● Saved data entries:
|---|

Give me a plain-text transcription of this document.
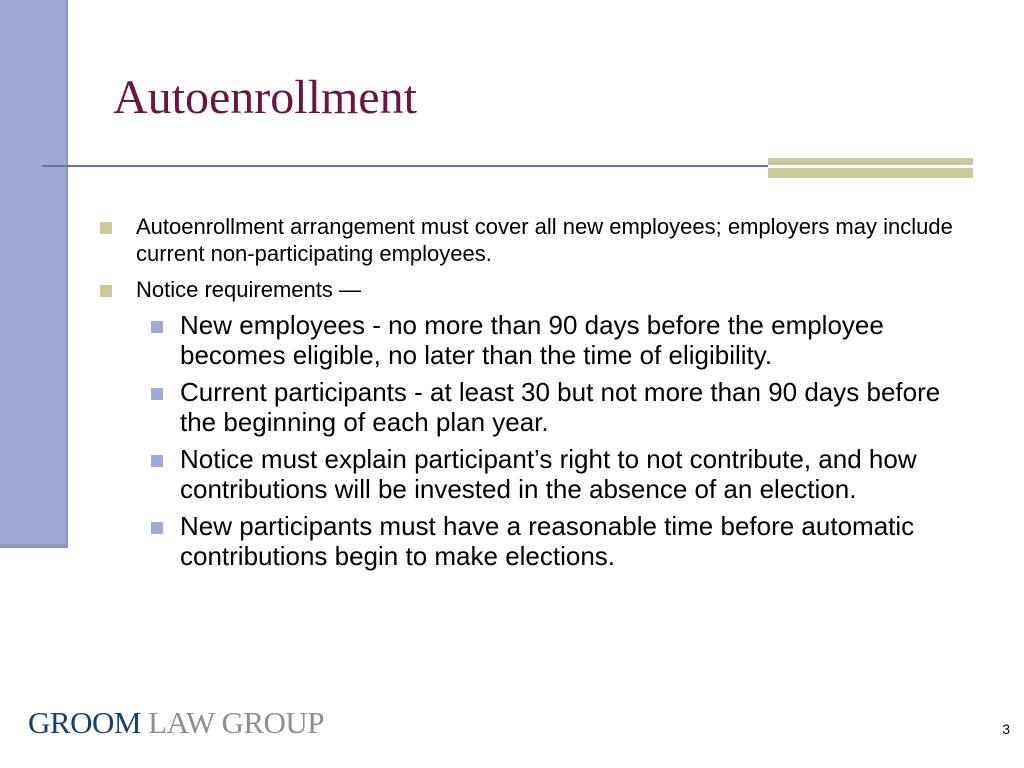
Autoenrollment
Autoenrollment arrangement must cover all new employees; employers may include current non-participating employees.
Notice requirements —
New employees - no more than 90 days before the employee becomes eligible, no later than the time of eligibility.
Current participants - at least 30 but not more than 90 days before the beginning of each plan year.
Notice must explain participant’s right to not contribute, and how contributions will be invested in the absence of an election.
New participants must have a reasonable time before automatic contributions begin to make elections.
GROOM LAW GROUP	3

|---|

● Short exercise:
Every record above should be transcribed exactly; the pictures stay out of the copy.

● Result of the task:
Give me a plain-text transcription of this document.
Autoenrollment
Autoenrollment arrangement must cover all new employees; employers may include current non-participating employees.
Notice requirements —
New employees - no more than 90 days before the employee becomes eligible, no later than the time of eligibility.
Current participants - at least 30 but not more than 90 days before the beginning of each plan year.
Notice must explain participant’s right to not contribute, and how contributions will be invested in the absence of an election.
New participants must have a reasonable time before automatic contributions begin to make elections.
GROOM LAW GROUP	3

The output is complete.